§ Task brief: Read the entries below and pull out each line with the string "color".

§ Records for processing:
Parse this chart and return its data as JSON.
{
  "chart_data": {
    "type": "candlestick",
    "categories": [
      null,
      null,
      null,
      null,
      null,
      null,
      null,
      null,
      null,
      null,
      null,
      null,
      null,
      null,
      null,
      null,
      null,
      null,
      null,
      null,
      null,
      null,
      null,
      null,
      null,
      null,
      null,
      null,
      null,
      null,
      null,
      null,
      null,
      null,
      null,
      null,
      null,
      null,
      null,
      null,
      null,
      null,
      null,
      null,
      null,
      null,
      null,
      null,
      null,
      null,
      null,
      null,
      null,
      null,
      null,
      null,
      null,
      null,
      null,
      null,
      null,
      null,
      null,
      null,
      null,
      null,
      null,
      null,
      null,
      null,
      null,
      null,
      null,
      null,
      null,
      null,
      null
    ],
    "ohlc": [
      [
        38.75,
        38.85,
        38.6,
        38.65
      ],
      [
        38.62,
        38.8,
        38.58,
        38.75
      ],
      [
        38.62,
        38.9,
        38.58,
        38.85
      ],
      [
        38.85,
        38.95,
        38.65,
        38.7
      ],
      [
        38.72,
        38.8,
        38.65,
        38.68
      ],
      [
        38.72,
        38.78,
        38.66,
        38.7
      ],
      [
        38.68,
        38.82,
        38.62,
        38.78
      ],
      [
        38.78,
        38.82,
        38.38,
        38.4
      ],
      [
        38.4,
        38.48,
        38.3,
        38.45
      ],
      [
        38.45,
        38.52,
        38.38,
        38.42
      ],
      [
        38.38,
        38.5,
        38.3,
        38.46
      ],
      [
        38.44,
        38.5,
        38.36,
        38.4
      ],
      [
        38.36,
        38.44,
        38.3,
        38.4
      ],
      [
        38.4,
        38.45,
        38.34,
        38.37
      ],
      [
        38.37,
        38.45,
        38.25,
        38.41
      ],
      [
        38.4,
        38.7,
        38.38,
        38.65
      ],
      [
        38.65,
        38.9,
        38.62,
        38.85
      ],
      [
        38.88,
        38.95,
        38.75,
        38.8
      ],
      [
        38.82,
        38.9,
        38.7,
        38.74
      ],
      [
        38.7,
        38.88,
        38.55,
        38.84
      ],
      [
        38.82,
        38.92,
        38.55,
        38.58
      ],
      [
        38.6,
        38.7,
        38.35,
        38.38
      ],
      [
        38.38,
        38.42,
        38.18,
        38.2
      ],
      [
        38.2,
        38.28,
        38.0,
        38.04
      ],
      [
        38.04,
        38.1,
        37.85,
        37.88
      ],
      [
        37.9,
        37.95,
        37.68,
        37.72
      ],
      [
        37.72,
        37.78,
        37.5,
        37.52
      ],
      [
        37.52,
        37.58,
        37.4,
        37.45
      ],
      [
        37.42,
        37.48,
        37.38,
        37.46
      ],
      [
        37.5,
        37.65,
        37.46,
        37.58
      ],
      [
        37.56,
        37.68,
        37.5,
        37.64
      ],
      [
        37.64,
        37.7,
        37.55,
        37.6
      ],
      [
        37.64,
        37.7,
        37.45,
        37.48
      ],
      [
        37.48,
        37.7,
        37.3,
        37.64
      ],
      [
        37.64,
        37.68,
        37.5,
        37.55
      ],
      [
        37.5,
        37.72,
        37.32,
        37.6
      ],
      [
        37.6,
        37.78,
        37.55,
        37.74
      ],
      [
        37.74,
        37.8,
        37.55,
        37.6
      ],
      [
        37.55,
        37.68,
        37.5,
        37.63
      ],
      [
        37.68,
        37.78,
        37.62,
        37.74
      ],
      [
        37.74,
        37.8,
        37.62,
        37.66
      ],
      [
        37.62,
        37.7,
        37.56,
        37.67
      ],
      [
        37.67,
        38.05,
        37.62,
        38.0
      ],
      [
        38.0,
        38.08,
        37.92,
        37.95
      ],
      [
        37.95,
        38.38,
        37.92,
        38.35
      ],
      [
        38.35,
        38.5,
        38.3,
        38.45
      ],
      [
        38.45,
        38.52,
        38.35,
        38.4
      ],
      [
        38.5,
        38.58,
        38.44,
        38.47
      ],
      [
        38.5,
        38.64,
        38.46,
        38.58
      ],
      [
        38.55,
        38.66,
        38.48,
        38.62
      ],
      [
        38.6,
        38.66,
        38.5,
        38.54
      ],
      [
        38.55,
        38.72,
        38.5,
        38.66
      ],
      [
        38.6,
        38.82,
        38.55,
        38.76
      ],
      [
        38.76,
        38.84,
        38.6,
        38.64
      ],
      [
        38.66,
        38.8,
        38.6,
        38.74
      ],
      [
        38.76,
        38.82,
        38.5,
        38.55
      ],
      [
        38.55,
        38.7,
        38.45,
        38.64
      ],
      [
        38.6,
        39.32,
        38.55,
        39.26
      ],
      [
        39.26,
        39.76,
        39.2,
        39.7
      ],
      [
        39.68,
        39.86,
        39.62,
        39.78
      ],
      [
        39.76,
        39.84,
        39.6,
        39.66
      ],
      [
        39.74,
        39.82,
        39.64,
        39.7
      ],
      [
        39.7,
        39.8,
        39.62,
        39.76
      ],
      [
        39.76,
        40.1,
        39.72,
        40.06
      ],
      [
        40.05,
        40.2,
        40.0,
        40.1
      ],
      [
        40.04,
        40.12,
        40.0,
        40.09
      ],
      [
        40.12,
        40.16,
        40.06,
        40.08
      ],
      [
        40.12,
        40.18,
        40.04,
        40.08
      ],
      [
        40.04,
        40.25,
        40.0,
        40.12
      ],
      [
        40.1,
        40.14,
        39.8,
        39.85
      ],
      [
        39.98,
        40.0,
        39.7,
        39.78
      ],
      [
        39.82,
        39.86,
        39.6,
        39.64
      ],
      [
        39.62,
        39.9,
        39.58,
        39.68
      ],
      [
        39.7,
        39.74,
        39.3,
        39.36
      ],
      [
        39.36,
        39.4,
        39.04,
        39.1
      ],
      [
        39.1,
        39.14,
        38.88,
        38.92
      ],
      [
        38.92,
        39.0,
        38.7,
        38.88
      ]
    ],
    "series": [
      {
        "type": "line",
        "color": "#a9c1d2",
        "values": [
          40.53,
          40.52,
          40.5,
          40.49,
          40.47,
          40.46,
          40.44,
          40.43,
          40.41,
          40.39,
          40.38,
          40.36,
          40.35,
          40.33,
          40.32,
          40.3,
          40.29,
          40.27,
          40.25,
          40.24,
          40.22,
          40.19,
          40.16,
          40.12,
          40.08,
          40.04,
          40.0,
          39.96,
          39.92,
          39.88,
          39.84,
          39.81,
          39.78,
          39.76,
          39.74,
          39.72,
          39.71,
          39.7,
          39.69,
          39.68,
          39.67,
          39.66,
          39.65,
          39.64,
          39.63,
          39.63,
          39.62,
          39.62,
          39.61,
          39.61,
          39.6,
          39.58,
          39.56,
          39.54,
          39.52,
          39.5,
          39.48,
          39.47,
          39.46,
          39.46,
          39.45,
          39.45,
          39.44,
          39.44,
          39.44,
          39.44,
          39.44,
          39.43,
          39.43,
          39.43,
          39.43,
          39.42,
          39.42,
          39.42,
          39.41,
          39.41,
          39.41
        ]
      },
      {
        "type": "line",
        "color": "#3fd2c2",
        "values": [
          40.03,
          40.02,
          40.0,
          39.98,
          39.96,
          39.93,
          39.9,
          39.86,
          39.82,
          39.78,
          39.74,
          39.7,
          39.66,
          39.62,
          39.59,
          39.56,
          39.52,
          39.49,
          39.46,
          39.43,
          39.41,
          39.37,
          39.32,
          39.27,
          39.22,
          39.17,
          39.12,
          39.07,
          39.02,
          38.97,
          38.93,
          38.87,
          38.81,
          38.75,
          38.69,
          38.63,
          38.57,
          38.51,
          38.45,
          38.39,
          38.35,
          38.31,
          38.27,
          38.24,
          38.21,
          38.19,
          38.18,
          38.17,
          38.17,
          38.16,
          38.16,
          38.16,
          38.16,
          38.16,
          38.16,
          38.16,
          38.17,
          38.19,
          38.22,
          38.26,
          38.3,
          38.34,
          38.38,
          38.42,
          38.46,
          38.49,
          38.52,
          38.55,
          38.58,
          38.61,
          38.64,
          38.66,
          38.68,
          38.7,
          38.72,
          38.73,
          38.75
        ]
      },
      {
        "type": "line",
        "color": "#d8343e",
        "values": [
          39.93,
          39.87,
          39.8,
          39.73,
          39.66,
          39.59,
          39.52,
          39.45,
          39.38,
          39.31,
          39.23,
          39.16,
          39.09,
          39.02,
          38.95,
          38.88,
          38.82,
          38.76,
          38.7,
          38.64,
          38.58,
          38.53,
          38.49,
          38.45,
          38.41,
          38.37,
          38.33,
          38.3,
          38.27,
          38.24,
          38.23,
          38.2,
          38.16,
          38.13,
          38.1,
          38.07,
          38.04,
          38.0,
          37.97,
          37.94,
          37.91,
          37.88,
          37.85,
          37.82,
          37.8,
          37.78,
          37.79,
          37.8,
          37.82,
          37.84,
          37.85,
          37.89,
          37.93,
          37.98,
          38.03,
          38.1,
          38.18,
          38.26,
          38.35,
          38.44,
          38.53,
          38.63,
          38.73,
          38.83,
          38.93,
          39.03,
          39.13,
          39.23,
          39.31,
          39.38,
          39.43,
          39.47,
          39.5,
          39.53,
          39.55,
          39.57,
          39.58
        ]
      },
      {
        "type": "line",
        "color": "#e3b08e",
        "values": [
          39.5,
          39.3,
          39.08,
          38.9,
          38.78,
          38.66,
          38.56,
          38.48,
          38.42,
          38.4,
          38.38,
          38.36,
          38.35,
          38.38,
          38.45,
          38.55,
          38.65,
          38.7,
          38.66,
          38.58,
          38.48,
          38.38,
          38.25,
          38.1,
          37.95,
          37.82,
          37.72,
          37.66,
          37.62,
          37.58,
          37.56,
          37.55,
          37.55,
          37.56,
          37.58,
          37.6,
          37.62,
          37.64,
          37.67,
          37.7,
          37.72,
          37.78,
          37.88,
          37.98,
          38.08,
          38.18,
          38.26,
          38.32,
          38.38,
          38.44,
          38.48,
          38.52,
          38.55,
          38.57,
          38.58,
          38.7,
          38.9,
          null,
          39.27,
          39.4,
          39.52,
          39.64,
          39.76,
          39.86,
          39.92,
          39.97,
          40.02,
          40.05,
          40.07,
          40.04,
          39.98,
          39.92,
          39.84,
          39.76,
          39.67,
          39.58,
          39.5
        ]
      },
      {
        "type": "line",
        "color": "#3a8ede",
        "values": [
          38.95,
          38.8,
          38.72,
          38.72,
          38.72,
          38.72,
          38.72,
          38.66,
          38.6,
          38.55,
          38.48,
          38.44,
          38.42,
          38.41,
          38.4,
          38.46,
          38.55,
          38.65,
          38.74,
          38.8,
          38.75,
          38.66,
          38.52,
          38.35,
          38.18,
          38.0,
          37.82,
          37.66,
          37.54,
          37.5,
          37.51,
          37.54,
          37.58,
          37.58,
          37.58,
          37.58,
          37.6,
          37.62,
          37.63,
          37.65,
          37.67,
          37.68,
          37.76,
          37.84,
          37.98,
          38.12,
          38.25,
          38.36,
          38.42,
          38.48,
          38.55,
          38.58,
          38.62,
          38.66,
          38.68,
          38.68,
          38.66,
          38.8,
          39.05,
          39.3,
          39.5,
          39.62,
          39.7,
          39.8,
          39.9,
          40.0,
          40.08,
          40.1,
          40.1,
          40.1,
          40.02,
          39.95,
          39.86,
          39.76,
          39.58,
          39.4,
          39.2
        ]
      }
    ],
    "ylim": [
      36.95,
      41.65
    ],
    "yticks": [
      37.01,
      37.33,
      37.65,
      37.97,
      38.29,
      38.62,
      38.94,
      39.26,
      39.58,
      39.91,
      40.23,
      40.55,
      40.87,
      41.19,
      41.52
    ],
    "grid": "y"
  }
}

§ The response:
        "color": "#a9c1d2",
        "color": "#3fd2c2",
        "color": "#d8343e",
        "color": "#e3b08e",
        "color": "#3a8ede",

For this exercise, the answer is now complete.